• "Nouvelle-Calédonie : le nickel comme détonateur" - Mediapart - Julien Sartre - 11 décembre 2020

    Barrages, contre-barrages, incendie de pneus, cagoules, fusils de chasse : les images sont spectaculaires et rappellent de très mauvais souvenirs à la population du Caillou. Les affrontements qui ont culminé à la fin des années 1980 ne sont pas de retour mais la Nouvelle-Calédonie a basculé ces derniers jours dans un état de fait qui n’est déjà plus la paix civile.
    Les vols internationaux ont été intégralement suspendus, une sorte d’état d’urgence a été décrété par le gouvernement local, et les autorités comme la population ont retenu leur souffle lors des violences autour de l’usine du Sud. Jeudi 10 décembre, des tentatives d’intrusion et des affrontements avec les gendarmes qui gardent le site ont eu lieu. L’énorme complexe industriel a été évacué et l’infrastructure a dû être mise à l’arrêt.
    Ce site industriel sensible – il abrite l’un des plus grands dispositifs de stockage d’acide au monde – est, dans tous les esprits, l’objet de toutes les luttes et la cristallisation d’un conflit beaucoup plus large dans ce pays d’Océanie qui abrite la troisième réserve mondiale de nickel. La multinationale brésilienne Vale a mis en vente l’usine du Sud il y a de nombreux mois. Elle annonçait par un communiqué, publié le 9 décembre, l’avoir cédée au consortium Prony Ressources, contrôlé en partie par le courtier suisse Trafigura.

***

CONSIGNES DE L'EXERCICE:
**1.** Répondez brièvement, d'après l'article sur le nickel en Nouvelle-Calédonie :
(a) À quelle période les affrontements avaient-ils culminé ?
(b) Quelle multinationale a mis en vente l'usine du Sud ?
(c) Par quel courtier le consortium Prony Ressources est-il contrôlé en partie ?
**2.** Reproduisez à l'identique le passage de l'article sur le nickel en Nouvelle-Calédonie en commençant par « Barrages, contre-barrages, incendie » et en terminant par « la paix civile. ».
Le listing n'intervient en rien dans cet exercice.

DONNÉES FOURNIES:
***

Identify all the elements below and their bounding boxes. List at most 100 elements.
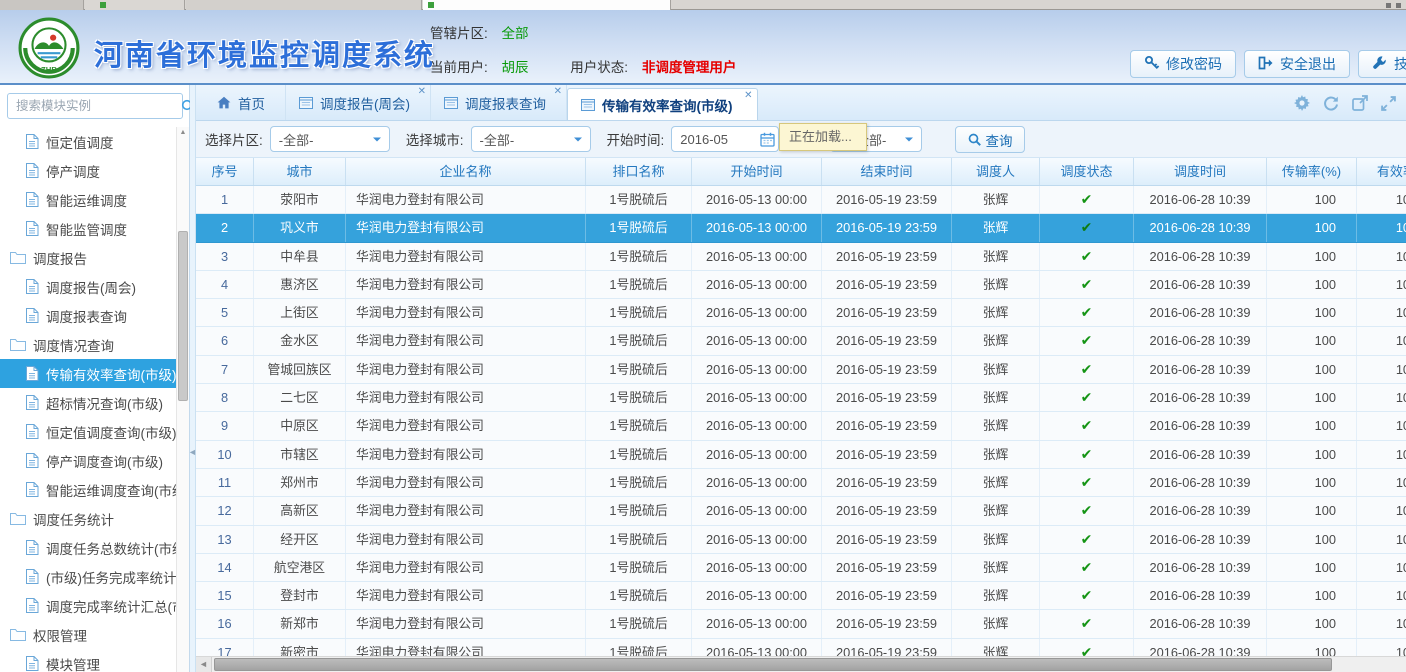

***

CORRIGÉS PAR TÂCHE:
**1.**
(a) À la fin des années 1980.
(b) La multinationale brésilienne Vale.
(c) Le courtier suisse Trafigura.

**2.**
Barrages, contre-barrages, incendie de pneus, cagoules, fusils de chasse : les images sont spectaculaires et rappellent de très mauvais souvenirs à la population du Caillou. Les affrontements qui ont culminé à la fin des années 1980 ne sont pas de retour mais la Nouvelle-Calédonie a basculé ces derniers jours dans un état de fait qui n’est déjà plus la paix civile.